Copy the stretch from "The Edgewater Environmental" through "to the community." out of the Edgewater development guidelines below, word for word.

Given passage:
━━━━━━━━━━━━━━━━
The Edgewater Environmental Coalition (EEC, formerly EESP) was requested to set up guidelines for sustainable development for developers in Edgewater. Following a unanimous vote of approval by members, these guidelines are put forth to the community.

Introduction: As new construction is considered for Edgewater, it is important that our community promote qualities that will bring leading edge green development and also maintain a neighborhood that encourages individuals, families, and businesses to remain and prosper. Therefore we offer our support as an advisory arm with respect to development activity within the community.

Edgewater’s Green Edge

Edgewater currently contains a number of sustainable developments (listed below). Additional examples of the community’s interest in sustainability include residents actively incorporating energy efficiency upgrades, the addition of renewable energy systems, new parks & gardens, & a strong commitment to our tree canopy. We know many forward-thinking people seek out that which supports their growing sustainable commitment to the planet. To capitalize on Edgewater’s green edge, its location to water, and its prime location within the City, we envision Edgewater as a local and global leader in promoting sustainable housing, development, and resource management (our land, air, and quality of life).

Looking at guidelines set forth by neighboring organizations such as North Center Neighborhood Association and national organizations such as the Charter for New Urbanism, we advocate for responsible use and a green energy mandate for all new developments.
━━━━━━━━━━━━━━━━
Input data:
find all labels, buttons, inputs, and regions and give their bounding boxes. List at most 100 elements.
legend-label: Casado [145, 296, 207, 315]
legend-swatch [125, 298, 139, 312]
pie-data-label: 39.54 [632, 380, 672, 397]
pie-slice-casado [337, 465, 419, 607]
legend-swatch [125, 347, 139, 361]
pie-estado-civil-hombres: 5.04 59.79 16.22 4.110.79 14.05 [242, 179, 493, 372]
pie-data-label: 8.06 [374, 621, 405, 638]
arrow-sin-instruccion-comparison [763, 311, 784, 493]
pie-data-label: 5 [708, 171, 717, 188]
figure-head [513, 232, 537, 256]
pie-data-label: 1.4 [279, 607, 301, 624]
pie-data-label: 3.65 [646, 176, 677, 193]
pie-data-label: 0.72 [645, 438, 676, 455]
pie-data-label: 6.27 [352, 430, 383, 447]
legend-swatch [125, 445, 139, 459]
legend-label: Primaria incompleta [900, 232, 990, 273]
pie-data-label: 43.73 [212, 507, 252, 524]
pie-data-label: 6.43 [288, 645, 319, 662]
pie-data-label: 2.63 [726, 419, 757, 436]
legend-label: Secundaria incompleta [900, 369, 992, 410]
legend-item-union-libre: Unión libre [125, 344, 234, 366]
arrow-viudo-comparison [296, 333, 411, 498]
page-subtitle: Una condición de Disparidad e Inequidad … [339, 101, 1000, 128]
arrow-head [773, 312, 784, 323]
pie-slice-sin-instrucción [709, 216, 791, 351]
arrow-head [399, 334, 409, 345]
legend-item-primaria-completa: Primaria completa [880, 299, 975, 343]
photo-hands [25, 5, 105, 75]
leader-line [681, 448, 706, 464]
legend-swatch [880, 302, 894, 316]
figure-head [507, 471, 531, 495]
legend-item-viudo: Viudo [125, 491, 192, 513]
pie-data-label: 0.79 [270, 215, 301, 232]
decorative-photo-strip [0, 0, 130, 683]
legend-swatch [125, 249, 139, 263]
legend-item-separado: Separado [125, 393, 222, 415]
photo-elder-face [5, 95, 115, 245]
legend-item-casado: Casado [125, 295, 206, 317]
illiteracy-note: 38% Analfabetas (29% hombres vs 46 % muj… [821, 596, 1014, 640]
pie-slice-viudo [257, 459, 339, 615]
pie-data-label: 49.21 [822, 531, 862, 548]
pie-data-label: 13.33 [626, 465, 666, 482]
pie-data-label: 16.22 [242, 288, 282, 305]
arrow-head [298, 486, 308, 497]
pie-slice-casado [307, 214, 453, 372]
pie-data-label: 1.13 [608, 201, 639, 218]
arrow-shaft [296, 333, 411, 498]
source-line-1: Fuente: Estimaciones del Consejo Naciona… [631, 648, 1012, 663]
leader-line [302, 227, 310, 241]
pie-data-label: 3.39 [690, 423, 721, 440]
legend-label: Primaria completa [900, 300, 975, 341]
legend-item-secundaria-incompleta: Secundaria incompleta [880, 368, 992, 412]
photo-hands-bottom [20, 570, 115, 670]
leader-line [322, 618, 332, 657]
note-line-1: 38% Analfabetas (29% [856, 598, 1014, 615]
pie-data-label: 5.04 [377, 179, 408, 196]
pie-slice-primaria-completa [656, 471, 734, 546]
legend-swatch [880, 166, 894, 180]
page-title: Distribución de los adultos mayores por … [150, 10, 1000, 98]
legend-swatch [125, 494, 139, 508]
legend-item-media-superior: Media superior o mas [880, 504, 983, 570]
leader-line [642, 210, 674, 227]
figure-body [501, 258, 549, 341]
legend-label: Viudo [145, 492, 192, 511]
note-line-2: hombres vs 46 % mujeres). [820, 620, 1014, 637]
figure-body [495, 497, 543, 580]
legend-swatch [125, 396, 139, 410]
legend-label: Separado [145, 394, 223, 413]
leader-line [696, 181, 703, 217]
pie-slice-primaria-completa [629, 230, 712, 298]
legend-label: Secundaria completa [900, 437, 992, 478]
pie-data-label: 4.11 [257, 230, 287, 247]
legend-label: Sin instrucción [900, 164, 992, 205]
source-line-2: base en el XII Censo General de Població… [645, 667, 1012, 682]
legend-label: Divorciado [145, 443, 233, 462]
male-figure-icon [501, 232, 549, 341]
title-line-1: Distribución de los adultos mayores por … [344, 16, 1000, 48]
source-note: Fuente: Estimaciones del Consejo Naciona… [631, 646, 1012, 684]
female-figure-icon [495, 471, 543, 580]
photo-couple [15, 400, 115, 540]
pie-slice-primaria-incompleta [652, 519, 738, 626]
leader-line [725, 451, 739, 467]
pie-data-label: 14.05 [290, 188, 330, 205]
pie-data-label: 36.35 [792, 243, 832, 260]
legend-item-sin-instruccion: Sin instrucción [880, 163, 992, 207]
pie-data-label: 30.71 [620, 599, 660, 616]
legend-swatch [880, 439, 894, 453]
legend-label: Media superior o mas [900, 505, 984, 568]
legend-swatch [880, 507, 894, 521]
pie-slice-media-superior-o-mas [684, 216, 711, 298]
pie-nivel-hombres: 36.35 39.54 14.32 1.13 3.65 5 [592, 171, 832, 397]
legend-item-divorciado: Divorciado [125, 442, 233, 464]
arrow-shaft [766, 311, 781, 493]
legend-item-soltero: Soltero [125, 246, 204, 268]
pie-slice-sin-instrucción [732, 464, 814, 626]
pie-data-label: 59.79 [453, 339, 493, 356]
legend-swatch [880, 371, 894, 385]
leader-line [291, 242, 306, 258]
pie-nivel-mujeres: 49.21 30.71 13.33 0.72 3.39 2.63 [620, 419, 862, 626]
━━━━━━━━━━━━━━━━
Solution to this task:
The Edgewater Environmental Coalition (EEC, formerly EESP) was requested to set up guidelines for sustainable development for developers in Edgewater. Following a unanimous vote of approval by members, these guidelines are put forth to the community.